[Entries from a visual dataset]

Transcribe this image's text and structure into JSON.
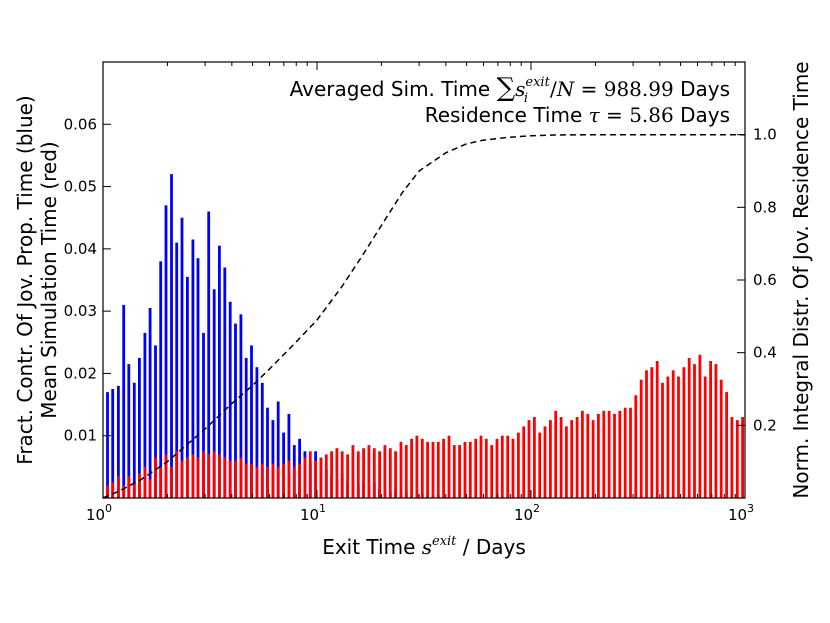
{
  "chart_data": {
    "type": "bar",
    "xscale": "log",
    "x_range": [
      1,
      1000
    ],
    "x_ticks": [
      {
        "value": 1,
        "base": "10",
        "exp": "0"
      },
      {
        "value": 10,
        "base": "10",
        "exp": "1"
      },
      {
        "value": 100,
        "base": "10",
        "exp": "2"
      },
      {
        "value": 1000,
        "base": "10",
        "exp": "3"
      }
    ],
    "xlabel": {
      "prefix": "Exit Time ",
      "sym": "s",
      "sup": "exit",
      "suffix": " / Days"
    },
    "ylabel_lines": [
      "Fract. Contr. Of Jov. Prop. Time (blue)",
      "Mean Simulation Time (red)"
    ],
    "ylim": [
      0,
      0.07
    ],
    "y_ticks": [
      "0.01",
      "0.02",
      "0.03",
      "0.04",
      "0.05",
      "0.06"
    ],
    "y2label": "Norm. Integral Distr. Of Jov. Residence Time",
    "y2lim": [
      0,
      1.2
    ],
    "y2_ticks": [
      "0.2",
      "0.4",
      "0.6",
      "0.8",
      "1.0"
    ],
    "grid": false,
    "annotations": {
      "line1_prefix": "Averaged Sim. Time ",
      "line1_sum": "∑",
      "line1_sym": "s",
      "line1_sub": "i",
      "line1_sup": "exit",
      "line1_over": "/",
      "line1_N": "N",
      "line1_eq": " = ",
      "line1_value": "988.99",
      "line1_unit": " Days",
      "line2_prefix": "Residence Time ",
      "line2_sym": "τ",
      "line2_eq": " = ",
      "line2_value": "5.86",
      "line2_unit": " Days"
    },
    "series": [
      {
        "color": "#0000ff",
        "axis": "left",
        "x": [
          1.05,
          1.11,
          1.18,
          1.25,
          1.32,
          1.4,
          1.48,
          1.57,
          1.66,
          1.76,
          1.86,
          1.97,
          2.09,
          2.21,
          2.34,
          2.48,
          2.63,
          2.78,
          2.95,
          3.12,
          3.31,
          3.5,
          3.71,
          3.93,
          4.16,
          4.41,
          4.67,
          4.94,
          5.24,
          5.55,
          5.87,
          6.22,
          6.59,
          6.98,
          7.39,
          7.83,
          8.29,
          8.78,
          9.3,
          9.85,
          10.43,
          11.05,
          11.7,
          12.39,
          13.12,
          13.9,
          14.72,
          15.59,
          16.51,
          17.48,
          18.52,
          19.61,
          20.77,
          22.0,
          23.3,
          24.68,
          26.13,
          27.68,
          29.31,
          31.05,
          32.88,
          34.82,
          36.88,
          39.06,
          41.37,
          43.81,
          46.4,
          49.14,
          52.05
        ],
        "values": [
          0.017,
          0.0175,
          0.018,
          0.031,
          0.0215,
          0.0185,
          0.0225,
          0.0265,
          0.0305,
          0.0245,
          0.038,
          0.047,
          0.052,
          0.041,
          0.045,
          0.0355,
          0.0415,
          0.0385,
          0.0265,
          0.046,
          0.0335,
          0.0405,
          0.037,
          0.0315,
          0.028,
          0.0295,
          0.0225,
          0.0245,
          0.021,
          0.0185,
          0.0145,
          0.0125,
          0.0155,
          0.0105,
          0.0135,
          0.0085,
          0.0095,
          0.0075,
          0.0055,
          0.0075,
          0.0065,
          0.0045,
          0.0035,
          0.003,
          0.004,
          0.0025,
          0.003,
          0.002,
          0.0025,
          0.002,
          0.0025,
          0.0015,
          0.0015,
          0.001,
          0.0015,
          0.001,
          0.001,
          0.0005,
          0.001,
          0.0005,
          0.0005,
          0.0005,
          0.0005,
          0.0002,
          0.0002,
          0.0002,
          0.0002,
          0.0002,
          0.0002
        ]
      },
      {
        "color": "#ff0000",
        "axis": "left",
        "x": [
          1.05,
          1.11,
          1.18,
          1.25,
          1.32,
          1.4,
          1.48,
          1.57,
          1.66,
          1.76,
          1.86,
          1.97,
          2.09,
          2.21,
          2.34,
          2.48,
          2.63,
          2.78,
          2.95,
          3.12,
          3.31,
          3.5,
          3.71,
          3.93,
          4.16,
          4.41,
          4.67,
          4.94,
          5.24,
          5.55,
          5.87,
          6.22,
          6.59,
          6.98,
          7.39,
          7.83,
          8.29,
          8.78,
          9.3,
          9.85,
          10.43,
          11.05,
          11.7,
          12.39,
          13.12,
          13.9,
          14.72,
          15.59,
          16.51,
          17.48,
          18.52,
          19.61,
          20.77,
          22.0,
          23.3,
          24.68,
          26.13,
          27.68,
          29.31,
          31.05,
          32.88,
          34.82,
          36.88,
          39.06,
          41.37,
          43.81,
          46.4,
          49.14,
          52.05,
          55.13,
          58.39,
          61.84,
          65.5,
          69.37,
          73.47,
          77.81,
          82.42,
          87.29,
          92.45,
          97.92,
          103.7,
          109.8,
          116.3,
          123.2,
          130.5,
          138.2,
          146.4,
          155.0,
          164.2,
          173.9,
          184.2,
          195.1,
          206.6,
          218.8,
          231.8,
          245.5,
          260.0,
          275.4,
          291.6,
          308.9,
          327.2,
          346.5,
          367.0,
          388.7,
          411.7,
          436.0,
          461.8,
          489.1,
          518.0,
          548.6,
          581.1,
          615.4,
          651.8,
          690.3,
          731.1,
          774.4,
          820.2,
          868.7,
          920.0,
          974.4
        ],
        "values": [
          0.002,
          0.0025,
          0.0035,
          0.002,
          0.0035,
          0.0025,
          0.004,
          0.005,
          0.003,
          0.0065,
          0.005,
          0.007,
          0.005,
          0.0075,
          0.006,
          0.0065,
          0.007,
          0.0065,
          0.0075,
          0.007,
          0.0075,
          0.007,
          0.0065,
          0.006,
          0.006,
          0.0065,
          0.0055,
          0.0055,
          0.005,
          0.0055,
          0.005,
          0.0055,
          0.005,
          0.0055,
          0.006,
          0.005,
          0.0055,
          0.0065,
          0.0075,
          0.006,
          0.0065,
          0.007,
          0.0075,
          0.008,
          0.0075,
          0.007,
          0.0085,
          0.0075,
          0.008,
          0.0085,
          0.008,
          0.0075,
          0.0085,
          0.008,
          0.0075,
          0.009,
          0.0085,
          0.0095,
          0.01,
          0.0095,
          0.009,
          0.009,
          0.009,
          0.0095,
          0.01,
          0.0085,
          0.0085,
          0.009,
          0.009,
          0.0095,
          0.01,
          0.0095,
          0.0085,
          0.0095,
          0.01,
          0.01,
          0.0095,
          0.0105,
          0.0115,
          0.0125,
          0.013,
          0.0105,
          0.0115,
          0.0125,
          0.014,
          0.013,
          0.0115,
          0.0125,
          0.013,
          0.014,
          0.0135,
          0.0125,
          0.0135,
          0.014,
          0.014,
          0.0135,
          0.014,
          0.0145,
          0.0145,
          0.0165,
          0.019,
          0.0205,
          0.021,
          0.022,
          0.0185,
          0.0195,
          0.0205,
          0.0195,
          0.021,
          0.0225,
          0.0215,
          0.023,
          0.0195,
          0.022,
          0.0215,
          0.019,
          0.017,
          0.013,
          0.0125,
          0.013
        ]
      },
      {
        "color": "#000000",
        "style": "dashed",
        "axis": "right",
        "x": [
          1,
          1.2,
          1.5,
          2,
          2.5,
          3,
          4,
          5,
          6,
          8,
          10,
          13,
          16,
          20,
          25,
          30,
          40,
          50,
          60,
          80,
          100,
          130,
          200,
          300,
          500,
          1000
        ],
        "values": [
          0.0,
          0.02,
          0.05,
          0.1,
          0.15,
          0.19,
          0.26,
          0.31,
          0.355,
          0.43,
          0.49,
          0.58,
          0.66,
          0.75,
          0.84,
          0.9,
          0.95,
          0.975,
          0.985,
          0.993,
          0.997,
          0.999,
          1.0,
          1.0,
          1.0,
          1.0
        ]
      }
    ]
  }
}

* _Exercise_
Filter the records, keeping only lines that contain "Days", and show those lines.

* _Result of this task_
      "suffix": " / Days"
      "line1_unit": " Days",
      "line2_unit": " Days"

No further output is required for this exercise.